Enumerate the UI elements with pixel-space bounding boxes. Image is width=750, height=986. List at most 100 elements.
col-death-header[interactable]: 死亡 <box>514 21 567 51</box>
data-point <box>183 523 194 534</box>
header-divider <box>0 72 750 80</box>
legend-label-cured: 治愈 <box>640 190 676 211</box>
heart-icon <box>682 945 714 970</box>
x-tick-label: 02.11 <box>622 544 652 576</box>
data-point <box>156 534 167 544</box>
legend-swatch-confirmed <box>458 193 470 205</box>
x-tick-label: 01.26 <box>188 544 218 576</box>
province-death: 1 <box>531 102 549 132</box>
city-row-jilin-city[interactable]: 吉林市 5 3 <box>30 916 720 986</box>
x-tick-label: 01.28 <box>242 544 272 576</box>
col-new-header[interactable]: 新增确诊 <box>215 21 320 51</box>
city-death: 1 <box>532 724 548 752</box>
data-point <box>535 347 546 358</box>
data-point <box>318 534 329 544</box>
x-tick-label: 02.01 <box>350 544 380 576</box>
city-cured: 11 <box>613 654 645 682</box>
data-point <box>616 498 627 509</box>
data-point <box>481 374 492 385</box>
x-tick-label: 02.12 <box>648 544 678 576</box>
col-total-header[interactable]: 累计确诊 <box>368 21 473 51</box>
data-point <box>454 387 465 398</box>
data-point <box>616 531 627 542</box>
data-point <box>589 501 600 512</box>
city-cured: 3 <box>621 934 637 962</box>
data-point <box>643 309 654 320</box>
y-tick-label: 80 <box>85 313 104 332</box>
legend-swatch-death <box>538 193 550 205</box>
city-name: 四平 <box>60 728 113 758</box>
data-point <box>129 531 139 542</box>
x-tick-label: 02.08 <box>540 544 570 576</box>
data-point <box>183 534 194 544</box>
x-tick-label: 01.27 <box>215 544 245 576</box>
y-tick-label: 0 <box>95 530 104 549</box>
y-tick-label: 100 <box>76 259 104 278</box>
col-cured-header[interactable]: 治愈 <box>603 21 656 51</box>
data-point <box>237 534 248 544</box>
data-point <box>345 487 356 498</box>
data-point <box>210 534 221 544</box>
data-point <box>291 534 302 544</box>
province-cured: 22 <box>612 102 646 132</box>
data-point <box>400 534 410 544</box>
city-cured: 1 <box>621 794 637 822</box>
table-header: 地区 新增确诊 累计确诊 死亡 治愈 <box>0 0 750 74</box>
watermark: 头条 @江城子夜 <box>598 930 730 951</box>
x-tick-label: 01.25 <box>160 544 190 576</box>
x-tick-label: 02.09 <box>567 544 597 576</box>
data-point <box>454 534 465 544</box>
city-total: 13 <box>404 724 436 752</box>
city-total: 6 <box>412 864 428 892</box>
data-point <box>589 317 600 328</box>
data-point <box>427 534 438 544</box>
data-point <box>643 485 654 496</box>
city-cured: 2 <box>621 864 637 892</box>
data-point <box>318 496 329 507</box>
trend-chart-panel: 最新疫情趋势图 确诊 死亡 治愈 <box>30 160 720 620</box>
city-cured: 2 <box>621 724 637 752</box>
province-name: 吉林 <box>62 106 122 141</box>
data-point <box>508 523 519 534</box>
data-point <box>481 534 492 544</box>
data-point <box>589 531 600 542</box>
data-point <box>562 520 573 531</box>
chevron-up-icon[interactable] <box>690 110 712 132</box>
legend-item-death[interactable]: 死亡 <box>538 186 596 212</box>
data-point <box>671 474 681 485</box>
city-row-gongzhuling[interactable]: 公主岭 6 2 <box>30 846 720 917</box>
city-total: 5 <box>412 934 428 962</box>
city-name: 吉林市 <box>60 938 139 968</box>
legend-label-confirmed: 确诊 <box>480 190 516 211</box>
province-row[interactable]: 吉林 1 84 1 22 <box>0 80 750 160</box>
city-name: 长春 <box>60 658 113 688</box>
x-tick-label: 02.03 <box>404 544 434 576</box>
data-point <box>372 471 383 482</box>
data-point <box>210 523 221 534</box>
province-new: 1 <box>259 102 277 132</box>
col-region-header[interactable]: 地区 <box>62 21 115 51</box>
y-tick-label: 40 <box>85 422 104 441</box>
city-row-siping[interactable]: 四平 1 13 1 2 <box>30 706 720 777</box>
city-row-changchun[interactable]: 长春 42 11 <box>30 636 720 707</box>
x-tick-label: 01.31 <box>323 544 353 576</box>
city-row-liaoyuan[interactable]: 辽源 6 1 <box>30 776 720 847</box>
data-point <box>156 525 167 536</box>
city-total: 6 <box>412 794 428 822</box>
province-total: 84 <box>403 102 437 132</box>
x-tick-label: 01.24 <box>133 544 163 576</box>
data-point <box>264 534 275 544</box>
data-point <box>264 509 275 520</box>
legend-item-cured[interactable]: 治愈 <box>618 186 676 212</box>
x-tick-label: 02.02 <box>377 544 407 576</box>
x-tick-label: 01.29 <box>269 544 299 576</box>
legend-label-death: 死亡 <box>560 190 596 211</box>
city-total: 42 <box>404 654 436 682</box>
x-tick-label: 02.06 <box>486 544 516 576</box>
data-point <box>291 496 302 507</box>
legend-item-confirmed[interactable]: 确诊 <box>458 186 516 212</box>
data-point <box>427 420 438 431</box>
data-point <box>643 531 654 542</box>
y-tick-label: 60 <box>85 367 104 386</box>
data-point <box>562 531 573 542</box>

=== WHAT YOU WILL DO ===
Reproduce the data above verbatim, line by line, with no changes.

=== ANSWER TO THE TASK ===
Enumerate the UI elements with pixel-space bounding boxes. Image is width=750, height=986. List at most 100 elements.
col-death-header[interactable]: 死亡 <box>514 21 567 51</box>
data-point <box>183 523 194 534</box>
header-divider <box>0 72 750 80</box>
legend-label-cured: 治愈 <box>640 190 676 211</box>
heart-icon <box>682 945 714 970</box>
x-tick-label: 02.11 <box>622 544 652 576</box>
data-point <box>156 534 167 544</box>
legend-swatch-confirmed <box>458 193 470 205</box>
x-tick-label: 01.26 <box>188 544 218 576</box>
province-death: 1 <box>531 102 549 132</box>
city-row-jilin-city[interactable]: 吉林市 5 3 <box>30 916 720 986</box>
x-tick-label: 01.28 <box>242 544 272 576</box>
col-new-header[interactable]: 新增确诊 <box>215 21 320 51</box>
city-death: 1 <box>532 724 548 752</box>
data-point <box>535 347 546 358</box>
data-point <box>318 534 329 544</box>
x-tick-label: 02.01 <box>350 544 380 576</box>
city-cured: 11 <box>613 654 645 682</box>
data-point <box>616 498 627 509</box>
data-point <box>481 374 492 385</box>
x-tick-label: 02.12 <box>648 544 678 576</box>
col-total-header[interactable]: 累计确诊 <box>368 21 473 51</box>
data-point <box>454 387 465 398</box>
data-point <box>616 531 627 542</box>
data-point <box>589 501 600 512</box>
city-cured: 3 <box>621 934 637 962</box>
data-point <box>643 309 654 320</box>
y-tick-label: 80 <box>85 313 104 332</box>
legend-swatch-death <box>538 193 550 205</box>
city-name: 四平 <box>60 728 113 758</box>
data-point <box>129 531 139 542</box>
x-tick-label: 02.08 <box>540 544 570 576</box>
data-point <box>183 534 194 544</box>
x-tick-label: 01.27 <box>215 544 245 576</box>
y-tick-label: 0 <box>95 530 104 549</box>
y-tick-label: 100 <box>76 259 104 278</box>
col-cured-header[interactable]: 治愈 <box>603 21 656 51</box>
data-point <box>237 534 248 544</box>
data-point <box>345 487 356 498</box>
data-point <box>210 534 221 544</box>
data-point <box>291 534 302 544</box>
province-cured: 22 <box>612 102 646 132</box>
data-point <box>400 534 410 544</box>
city-cured: 1 <box>621 794 637 822</box>
table-header: 地区 新增确诊 累计确诊 死亡 治愈 <box>0 0 750 74</box>
watermark: 头条 @江城子夜 <box>598 930 730 951</box>
x-tick-label: 01.25 <box>160 544 190 576</box>
x-tick-label: 02.09 <box>567 544 597 576</box>
data-point <box>454 534 465 544</box>
city-total: 13 <box>404 724 436 752</box>
city-total: 6 <box>412 864 428 892</box>
data-point <box>589 317 600 328</box>
data-point <box>427 534 438 544</box>
data-point <box>643 485 654 496</box>
city-cured: 2 <box>621 864 637 892</box>
data-point <box>318 496 329 507</box>
trend-chart-panel: 最新疫情趋势图 确诊 死亡 治愈 <box>30 160 720 620</box>
city-cured: 2 <box>621 724 637 752</box>
province-name: 吉林 <box>62 106 122 141</box>
data-point <box>508 523 519 534</box>
data-point <box>481 534 492 544</box>
data-point <box>589 531 600 542</box>
data-point <box>562 520 573 531</box>
chevron-up-icon[interactable] <box>690 110 712 132</box>
legend-item-death[interactable]: 死亡 <box>538 186 596 212</box>
data-point <box>671 474 681 485</box>
city-row-gongzhuling[interactable]: 公主岭 6 2 <box>30 846 720 917</box>
city-total: 5 <box>412 934 428 962</box>
city-name: 吉林市 <box>60 938 139 968</box>
legend-label-confirmed: 确诊 <box>480 190 516 211</box>
province-row[interactable]: 吉林 1 84 1 22 <box>0 80 750 160</box>
city-name: 长春 <box>60 658 113 688</box>
x-tick-label: 02.03 <box>404 544 434 576</box>
data-point <box>372 471 383 482</box>
data-point <box>210 523 221 534</box>
province-new: 1 <box>259 102 277 132</box>
col-region-header[interactable]: 地区 <box>62 21 115 51</box>
y-tick-label: 40 <box>85 422 104 441</box>
city-row-siping[interactable]: 四平 1 13 1 2 <box>30 706 720 777</box>
city-row-changchun[interactable]: 长春 42 11 <box>30 636 720 707</box>
x-tick-label: 01.31 <box>323 544 353 576</box>
city-row-liaoyuan[interactable]: 辽源 6 1 <box>30 776 720 847</box>
data-point <box>156 525 167 536</box>
city-total: 6 <box>412 794 428 822</box>
province-total: 84 <box>403 102 437 132</box>
x-tick-label: 01.24 <box>133 544 163 576</box>
data-point <box>264 534 275 544</box>
data-point <box>264 509 275 520</box>
legend-item-cured[interactable]: 治愈 <box>618 186 676 212</box>
x-tick-label: 02.02 <box>377 544 407 576</box>
x-tick-label: 01.29 <box>269 544 299 576</box>
legend-label-death: 死亡 <box>560 190 596 211</box>
city-total: 42 <box>404 654 436 682</box>
x-tick-label: 02.06 <box>486 544 516 576</box>
data-point <box>291 496 302 507</box>
legend-item-confirmed[interactable]: 确诊 <box>458 186 516 212</box>
data-point <box>427 420 438 431</box>
data-point <box>643 531 654 542</box>
y-tick-label: 60 <box>85 367 104 386</box>
data-point <box>562 531 573 542</box>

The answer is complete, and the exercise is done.